Locate every line in the records below that contains the word "name", and copy each one.
══ Data lines
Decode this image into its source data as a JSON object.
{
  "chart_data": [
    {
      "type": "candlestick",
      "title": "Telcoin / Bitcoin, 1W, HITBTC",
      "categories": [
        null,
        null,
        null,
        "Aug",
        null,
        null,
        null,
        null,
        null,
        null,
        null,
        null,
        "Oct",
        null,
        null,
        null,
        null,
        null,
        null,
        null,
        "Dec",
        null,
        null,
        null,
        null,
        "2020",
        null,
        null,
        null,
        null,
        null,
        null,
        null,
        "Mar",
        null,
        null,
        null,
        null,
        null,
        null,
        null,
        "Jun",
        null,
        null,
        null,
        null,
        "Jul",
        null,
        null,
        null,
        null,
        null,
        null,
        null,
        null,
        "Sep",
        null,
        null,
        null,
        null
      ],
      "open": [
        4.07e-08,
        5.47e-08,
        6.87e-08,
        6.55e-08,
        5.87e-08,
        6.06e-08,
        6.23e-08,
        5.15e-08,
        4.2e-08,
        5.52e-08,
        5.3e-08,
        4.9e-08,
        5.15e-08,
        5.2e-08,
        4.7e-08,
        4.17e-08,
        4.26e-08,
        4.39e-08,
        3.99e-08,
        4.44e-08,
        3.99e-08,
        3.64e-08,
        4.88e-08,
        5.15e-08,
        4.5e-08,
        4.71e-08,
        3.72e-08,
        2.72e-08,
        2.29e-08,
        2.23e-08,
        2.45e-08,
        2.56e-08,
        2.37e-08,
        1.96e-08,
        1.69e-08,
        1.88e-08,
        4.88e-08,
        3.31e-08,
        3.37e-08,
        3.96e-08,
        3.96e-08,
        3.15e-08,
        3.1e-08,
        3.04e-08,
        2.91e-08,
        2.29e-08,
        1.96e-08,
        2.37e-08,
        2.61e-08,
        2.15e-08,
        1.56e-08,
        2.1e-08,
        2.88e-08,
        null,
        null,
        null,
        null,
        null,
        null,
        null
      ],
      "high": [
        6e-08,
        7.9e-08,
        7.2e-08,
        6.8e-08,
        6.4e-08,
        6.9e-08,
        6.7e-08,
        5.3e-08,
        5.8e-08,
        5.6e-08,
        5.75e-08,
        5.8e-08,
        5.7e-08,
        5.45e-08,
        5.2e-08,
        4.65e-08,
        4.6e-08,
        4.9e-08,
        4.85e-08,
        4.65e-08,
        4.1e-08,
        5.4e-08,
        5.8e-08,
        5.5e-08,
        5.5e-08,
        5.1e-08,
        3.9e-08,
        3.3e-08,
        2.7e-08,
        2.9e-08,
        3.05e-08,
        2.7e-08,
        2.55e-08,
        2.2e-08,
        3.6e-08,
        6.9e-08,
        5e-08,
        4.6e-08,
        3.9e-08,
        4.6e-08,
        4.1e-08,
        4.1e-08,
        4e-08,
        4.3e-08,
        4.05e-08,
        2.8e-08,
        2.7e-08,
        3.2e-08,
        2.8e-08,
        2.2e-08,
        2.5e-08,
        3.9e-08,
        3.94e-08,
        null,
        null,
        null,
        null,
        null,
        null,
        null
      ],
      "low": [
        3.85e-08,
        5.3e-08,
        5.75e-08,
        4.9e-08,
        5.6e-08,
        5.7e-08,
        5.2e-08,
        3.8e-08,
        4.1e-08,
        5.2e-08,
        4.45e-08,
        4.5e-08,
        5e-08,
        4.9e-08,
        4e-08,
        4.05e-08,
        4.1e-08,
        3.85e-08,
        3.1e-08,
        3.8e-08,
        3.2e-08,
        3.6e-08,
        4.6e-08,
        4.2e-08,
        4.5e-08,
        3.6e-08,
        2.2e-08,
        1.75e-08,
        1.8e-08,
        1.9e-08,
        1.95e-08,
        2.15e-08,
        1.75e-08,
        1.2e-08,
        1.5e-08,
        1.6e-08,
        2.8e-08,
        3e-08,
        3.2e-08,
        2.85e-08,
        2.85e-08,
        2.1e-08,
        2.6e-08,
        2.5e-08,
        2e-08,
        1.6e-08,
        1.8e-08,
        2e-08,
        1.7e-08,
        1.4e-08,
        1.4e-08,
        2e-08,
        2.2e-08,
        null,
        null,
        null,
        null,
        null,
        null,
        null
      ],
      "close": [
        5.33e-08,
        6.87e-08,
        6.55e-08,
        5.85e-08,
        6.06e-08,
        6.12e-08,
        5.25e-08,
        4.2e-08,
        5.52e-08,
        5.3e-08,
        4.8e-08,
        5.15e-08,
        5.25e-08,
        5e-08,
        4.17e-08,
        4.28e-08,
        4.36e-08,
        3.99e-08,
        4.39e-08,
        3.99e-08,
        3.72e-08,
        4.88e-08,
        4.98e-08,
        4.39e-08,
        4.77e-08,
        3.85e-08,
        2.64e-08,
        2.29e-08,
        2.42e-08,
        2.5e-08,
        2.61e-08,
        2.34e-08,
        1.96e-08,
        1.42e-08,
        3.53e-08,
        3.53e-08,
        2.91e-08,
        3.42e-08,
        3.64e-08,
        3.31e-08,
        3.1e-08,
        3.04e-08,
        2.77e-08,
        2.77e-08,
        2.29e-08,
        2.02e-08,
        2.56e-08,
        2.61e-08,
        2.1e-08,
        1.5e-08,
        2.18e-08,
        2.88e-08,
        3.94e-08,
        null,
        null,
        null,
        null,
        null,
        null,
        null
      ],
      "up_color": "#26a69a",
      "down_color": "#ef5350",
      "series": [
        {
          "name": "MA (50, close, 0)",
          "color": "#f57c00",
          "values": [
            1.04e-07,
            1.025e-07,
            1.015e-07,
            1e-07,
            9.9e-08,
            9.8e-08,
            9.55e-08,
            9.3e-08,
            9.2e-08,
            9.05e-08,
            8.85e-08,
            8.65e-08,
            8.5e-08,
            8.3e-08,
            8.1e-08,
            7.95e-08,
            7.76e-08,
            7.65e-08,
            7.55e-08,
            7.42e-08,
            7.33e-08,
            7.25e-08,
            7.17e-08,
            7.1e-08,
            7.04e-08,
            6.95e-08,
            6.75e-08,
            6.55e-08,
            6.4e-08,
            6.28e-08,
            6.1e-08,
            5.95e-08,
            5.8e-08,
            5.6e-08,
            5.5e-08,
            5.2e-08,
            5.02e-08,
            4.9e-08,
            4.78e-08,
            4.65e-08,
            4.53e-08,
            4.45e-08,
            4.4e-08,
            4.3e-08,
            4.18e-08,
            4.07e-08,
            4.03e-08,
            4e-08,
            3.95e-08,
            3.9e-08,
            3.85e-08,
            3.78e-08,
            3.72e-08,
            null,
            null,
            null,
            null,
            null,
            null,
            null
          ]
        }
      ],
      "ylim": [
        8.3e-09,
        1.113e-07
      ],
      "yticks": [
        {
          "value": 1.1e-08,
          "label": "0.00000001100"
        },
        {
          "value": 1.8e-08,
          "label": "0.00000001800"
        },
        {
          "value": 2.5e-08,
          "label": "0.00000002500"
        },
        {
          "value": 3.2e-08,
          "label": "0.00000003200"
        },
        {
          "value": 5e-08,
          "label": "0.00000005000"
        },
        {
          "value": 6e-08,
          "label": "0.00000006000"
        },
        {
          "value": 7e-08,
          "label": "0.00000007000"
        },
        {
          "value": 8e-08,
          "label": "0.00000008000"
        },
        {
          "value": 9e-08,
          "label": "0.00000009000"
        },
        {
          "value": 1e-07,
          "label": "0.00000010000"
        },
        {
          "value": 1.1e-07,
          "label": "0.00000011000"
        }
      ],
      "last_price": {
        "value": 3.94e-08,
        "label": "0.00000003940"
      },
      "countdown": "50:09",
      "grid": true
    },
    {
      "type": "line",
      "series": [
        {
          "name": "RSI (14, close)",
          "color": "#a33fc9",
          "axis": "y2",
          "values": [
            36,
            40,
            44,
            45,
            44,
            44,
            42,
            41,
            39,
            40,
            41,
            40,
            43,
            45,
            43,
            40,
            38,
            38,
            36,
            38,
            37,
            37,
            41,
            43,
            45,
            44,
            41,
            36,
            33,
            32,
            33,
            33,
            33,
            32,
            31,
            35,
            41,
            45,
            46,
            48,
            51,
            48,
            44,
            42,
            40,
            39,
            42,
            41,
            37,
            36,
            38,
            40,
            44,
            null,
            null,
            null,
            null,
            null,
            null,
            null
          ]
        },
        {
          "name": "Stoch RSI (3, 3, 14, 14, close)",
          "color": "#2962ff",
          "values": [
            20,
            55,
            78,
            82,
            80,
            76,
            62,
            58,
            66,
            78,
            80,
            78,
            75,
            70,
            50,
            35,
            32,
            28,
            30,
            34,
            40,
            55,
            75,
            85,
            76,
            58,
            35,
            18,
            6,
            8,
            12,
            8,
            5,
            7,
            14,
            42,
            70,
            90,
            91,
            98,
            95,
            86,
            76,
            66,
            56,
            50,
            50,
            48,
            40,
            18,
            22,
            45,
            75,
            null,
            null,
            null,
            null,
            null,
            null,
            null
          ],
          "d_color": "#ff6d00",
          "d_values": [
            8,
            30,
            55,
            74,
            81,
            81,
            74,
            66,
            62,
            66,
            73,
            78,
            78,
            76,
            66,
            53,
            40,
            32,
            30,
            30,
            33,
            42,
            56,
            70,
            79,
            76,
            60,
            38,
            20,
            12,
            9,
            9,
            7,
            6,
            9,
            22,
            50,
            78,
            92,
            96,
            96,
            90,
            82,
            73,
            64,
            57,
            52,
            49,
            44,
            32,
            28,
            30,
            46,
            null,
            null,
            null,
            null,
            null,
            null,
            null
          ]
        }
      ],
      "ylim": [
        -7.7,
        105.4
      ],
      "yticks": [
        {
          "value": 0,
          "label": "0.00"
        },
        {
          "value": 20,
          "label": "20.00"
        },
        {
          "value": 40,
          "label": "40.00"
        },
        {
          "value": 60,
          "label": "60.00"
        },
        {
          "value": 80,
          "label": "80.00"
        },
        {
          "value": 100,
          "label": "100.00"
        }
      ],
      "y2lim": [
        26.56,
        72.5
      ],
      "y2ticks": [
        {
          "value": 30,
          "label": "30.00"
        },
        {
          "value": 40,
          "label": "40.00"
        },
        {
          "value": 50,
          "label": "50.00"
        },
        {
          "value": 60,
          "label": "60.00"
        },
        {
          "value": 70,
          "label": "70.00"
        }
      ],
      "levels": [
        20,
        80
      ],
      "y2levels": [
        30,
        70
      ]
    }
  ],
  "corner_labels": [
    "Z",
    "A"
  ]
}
════
### Answer for this exercise
          "name": "MA (50, close, 0)",
          "name": "RSI (14, close)",
          "name": "Stoch RSI (3, 3, 14, 14, close)",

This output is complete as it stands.